* **Raw records**
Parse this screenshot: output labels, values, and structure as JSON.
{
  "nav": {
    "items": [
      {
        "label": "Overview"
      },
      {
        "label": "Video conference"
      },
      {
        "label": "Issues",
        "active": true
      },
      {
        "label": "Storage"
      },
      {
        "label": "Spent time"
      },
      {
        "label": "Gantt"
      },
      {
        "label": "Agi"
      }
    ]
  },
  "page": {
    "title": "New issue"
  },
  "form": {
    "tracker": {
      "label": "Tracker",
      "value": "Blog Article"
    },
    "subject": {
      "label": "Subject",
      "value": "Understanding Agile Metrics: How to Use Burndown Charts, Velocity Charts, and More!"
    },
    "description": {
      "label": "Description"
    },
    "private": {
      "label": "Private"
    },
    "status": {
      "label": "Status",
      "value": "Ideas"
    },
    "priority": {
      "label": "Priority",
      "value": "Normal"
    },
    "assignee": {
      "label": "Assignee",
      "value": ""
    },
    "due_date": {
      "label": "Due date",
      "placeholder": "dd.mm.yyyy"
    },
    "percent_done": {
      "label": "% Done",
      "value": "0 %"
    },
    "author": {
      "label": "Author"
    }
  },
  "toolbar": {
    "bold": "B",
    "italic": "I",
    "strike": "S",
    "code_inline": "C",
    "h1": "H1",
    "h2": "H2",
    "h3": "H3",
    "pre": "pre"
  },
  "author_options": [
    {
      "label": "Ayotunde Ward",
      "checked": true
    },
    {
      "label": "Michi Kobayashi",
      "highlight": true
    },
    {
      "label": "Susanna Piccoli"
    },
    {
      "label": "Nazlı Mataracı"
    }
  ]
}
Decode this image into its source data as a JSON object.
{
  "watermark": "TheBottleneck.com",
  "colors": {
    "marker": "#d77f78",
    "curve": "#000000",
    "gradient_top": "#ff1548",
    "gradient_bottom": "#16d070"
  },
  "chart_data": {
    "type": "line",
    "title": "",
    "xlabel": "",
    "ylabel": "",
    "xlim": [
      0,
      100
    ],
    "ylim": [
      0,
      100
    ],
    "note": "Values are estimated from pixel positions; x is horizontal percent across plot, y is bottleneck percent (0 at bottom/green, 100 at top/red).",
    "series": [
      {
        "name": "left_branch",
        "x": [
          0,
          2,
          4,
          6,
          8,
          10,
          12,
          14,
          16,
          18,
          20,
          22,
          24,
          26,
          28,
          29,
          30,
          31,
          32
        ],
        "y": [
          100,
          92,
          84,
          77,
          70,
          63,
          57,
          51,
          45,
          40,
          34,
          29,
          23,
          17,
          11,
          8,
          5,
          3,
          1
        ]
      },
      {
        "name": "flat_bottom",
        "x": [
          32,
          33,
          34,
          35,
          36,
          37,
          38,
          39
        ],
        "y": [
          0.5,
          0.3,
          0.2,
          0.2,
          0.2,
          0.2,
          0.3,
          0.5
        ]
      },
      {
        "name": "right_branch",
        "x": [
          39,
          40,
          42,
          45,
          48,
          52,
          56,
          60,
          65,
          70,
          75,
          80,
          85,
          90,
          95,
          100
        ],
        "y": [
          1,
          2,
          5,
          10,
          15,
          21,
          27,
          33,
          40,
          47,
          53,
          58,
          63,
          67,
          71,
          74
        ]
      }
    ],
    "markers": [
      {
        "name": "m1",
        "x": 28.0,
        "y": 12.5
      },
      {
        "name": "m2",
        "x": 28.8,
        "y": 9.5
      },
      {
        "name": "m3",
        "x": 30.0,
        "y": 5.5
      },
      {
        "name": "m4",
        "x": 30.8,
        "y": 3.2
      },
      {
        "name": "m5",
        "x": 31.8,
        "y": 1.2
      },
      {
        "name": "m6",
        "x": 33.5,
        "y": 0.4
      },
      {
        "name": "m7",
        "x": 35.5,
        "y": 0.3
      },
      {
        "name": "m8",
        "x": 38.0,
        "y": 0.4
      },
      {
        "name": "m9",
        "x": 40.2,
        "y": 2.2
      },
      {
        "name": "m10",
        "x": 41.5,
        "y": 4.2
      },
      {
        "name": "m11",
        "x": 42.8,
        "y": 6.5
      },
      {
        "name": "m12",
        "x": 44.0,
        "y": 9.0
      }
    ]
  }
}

* **Written request**
The whole listing above needs to be written out again exactly.

* **Problem solution**
Parse this screenshot: output labels, values, and structure as JSON.
{
  "nav": {
    "items": [
      {
        "label": "Overview"
      },
      {
        "label": "Video conference"
      },
      {
        "label": "Issues",
        "active": true
      },
      {
        "label": "Storage"
      },
      {
        "label": "Spent time"
      },
      {
        "label": "Gantt"
      },
      {
        "label": "Agi"
      }
    ]
  },
  "page": {
    "title": "New issue"
  },
  "form": {
    "tracker": {
      "label": "Tracker",
      "value": "Blog Article"
    },
    "subject": {
      "label": "Subject",
      "value": "Understanding Agile Metrics: How to Use Burndown Charts, Velocity Charts, and More!"
    },
    "description": {
      "label": "Description"
    },
    "private": {
      "label": "Private"
    },
    "status": {
      "label": "Status",
      "value": "Ideas"
    },
    "priority": {
      "label": "Priority",
      "value": "Normal"
    },
    "assignee": {
      "label": "Assignee",
      "value": ""
    },
    "due_date": {
      "label": "Due date",
      "placeholder": "dd.mm.yyyy"
    },
    "percent_done": {
      "label": "% Done",
      "value": "0 %"
    },
    "author": {
      "label": "Author"
    }
  },
  "toolbar": {
    "bold": "B",
    "italic": "I",
    "strike": "S",
    "code_inline": "C",
    "h1": "H1",
    "h2": "H2",
    "h3": "H3",
    "pre": "pre"
  },
  "author_options": [
    {
      "label": "Ayotunde Ward",
      "checked": true
    },
    {
      "label": "Michi Kobayashi",
      "highlight": true
    },
    {
      "label": "Susanna Piccoli"
    },
    {
      "label": "Nazlı Mataracı"
    }
  ]
}
Decode this image into its source data as a JSON object.
{
  "watermark": "TheBottleneck.com",
  "colors": {
    "marker": "#d77f78",
    "curve": "#000000",
    "gradient_top": "#ff1548",
    "gradient_bottom": "#16d070"
  },
  "chart_data": {
    "type": "line",
    "title": "",
    "xlabel": "",
    "ylabel": "",
    "xlim": [
      0,
      100
    ],
    "ylim": [
      0,
      100
    ],
    "note": "Values are estimated from pixel positions; x is horizontal percent across plot, y is bottleneck percent (0 at bottom/green, 100 at top/red).",
    "series": [
      {
        "name": "left_branch",
        "x": [
          0,
          2,
          4,
          6,
          8,
          10,
          12,
          14,
          16,
          18,
          20,
          22,
          24,
          26,
          28,
          29,
          30,
          31,
          32
        ],
        "y": [
          100,
          92,
          84,
          77,
          70,
          63,
          57,
          51,
          45,
          40,
          34,
          29,
          23,
          17,
          11,
          8,
          5,
          3,
          1
        ]
      },
      {
        "name": "flat_bottom",
        "x": [
          32,
          33,
          34,
          35,
          36,
          37,
          38,
          39
        ],
        "y": [
          0.5,
          0.3,
          0.2,
          0.2,
          0.2,
          0.2,
          0.3,
          0.5
        ]
      },
      {
        "name": "right_branch",
        "x": [
          39,
          40,
          42,
          45,
          48,
          52,
          56,
          60,
          65,
          70,
          75,
          80,
          85,
          90,
          95,
          100
        ],
        "y": [
          1,
          2,
          5,
          10,
          15,
          21,
          27,
          33,
          40,
          47,
          53,
          58,
          63,
          67,
          71,
          74
        ]
      }
    ],
    "markers": [
      {
        "name": "m1",
        "x": 28.0,
        "y": 12.5
      },
      {
        "name": "m2",
        "x": 28.8,
        "y": 9.5
      },
      {
        "name": "m3",
        "x": 30.0,
        "y": 5.5
      },
      {
        "name": "m4",
        "x": 30.8,
        "y": 3.2
      },
      {
        "name": "m5",
        "x": 31.8,
        "y": 1.2
      },
      {
        "name": "m6",
        "x": 33.5,
        "y": 0.4
      },
      {
        "name": "m7",
        "x": 35.5,
        "y": 0.3
      },
      {
        "name": "m8",
        "x": 38.0,
        "y": 0.4
      },
      {
        "name": "m9",
        "x": 40.2,
        "y": 2.2
      },
      {
        "name": "m10",
        "x": 41.5,
        "y": 4.2
      },
      {
        "name": "m11",
        "x": 42.8,
        "y": 6.5
      },
      {
        "name": "m12",
        "x": 44.0,
        "y": 9.0
      }
    ]
  }
}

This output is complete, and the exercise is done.